** Page excerpt **
Attn. Biz Agents: Get Med Travel on Your Radar
This is the first in a series about employers’ medical travel benefits and opportunities for TMCs and corporate agents.
Few corporate agents are benefitting from the fast-growing medical travel market, despite the fact that companies are increasingly offering healthcare travel as a benefit.
Medical travel vendors told Travel Market Report that companies who pay for travel as part of employees’ medical benefits seldom use their own managed travel programs.
Not helping the situation is the fact that business travel industry associations and large travel management companies do not appear to have medical travel on their radar screens.
An emerging strategy
While more companies are including medical travel as an employee benefit, their approaches to coverage for medical travel vary.
Some companies allow employees to buy any travel they need to receive medical care. Some rely on a travel agency that works for a hospital or clinic. Some companies use a vendor, commonly known as a medical travel facilitator, to package medical care and travel needed to receive care.
“Medical travel is an emerging strategy that we include in our standard strategy material and discuss with most clients,” said Alexander Domaszewicz, principal of the consulting firm and HR specialist Mercer.
“There is great interest (among employers) in hearing about emerging strategies that have the potential to provide equal or better medical care and results at lower costs.”
A 2011 Mercer survey found that 18% of employers with 5,000 or more employees already cover domestic travel for surgeries other than organ transplants. (There is less need to travel for transplants because there are so many centers of excellence around the country, according to Domaszewicz.) Better than half of those employers are also interested in discussing international medical travel.
Medical travel: not a new concept
The idea of traveling to receive health care is nothing new. If you can’t get adequate or affordable care at home, go somewhere else.
The U.S. has been a medical travel powerhouse for decades. Major hospitals across the country have made millions of dollars annually providing state-of-the-art care for wealthy patients from Africa, Asia and the Middle East.
But that came to an near halt when 9/11 slammed the brakes on easy entry access for would-be patients who didn’t hold U.S. passports.
Lower costs lure U.S. travelers abroad
Now the U.S. is back as a major player – but this time on the outbound side. Individuals are traveling to Australia, Brazil, China, Costa Rica, France, Germany, Hungary, India, Malaysia, the Philippines, Singapore, Thailand, and other destinations to get more affordable care.

** Required tasks **
A - Answer these questions from the medical travel article, each on its own line:
(i) What share of employers with 5,000 or more employees covered domestic travel for surgeries other than organ transplants, according to the 2011 Mercer survey?
(ii) What event brought foreign patients' easy entry into the U.S. to a near halt?
(iii) What is a vendor that packages medical care and the travel needed to receive it commonly known as?
B - Translate this sentence from the medical travel article into Spanish: "The idea of traveling to receive health care is nothing new."
C - Resume the medical travel article after its final sentence, keeping its tone and subject.

Structured page parsing data
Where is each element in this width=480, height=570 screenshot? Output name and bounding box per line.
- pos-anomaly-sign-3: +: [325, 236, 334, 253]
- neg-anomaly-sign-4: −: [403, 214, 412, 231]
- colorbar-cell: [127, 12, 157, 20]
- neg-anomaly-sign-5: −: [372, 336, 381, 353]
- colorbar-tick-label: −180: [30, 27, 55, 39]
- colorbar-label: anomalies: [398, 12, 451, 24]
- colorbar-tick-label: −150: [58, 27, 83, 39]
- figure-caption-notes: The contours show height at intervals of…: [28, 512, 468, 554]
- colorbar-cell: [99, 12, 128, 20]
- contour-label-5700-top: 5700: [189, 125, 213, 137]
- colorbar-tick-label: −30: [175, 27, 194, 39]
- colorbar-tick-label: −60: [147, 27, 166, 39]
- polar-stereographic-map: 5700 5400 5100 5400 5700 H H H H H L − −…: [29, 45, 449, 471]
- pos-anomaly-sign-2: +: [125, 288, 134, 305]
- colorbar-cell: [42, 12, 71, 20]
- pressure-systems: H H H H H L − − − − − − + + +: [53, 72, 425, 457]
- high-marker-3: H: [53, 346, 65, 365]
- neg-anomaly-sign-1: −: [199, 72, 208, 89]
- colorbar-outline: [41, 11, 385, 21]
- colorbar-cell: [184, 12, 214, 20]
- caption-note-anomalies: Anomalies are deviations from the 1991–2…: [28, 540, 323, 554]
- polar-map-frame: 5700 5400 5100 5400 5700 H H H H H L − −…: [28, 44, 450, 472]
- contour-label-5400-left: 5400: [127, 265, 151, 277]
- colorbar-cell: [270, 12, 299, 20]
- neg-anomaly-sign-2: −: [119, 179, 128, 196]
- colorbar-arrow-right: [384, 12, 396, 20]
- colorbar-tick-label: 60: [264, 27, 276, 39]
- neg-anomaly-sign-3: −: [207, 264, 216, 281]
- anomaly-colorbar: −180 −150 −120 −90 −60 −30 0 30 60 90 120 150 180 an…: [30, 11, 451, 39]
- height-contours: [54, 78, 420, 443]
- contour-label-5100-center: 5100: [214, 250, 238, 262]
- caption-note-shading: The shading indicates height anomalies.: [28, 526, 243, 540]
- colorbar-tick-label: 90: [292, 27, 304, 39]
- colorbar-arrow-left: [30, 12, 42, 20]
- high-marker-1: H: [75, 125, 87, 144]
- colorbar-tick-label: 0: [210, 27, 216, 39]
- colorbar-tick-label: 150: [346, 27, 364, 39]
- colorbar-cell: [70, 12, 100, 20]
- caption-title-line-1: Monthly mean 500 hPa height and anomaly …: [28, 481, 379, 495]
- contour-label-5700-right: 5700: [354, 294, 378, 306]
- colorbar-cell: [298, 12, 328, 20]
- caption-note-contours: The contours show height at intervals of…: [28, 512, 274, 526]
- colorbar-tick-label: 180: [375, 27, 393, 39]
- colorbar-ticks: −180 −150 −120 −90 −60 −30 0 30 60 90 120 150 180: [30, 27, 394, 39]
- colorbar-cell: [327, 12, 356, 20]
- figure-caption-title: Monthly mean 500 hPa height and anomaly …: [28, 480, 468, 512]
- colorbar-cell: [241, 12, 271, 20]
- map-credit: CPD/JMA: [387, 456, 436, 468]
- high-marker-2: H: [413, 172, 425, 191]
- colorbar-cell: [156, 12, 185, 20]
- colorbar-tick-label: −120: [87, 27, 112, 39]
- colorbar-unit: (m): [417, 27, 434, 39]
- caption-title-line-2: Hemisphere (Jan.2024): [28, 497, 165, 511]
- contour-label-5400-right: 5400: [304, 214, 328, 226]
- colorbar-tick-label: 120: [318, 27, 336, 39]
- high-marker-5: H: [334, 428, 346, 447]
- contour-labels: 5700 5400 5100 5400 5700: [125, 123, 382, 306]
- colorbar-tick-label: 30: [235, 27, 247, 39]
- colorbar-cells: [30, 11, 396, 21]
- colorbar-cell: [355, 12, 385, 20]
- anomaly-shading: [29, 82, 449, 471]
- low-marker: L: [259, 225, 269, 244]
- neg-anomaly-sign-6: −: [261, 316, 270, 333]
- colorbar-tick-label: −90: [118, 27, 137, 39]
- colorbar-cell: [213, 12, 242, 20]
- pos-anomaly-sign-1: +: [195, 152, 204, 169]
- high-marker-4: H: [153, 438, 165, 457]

** Answer list **
A -
(i) 18%
(ii) 9/11
(iii) A medical travel facilitator

B - La idea de viajar para recibir atención médica no es nada nueva.

C -
It’s easy to see the appeal. Jonathan Edelheit, vice president for sales at United Group Programs, a third party health coverage administrator, told National Public Radio last year that heart bypass surgery costing $80,000 in the U.S. can cost as little as $16,000 in Thailand, at a hospital providing care as good as or better than its U.S. counterpart.
Employers see the advantage
Employers are jumping on the bandwagon. If elective surgery is too expensive at home, why not go somewhere else? That somewhere else could be Bangkok, or it could be within the U.S.
All it takes is a center of excellence, as top-flight medical facilities are called, willing to negotiate.
Lowe’s has negotiated flat-rate fees with the Cleveland Clinic for complex cardiac procedures. Lowe’s employees travel to Cleveland from around the country, with the airfare and other travel costs paid by their employer.
PepsiCo covers costs for employees and dependents who opt to have certain procedures performed at Johns Hopkins Hospital in Baltimore. The company covers both medical and travel costs, as well as waiving deductibles and coinsurance. (See story “Pepsico Med Travel Benefit Expands Market for Agents,” Dec. 22, 2011)
TMCs missing the action
Most corporate medical travel is pre-packaged by medical travel facilitators, Domaszewicz said. Facilitators have the flexibility to work with corporate travel departments, TMCs, or business travel agencies, but few do.
That may be because companies aren’t asking them to partner with their travel arrangers.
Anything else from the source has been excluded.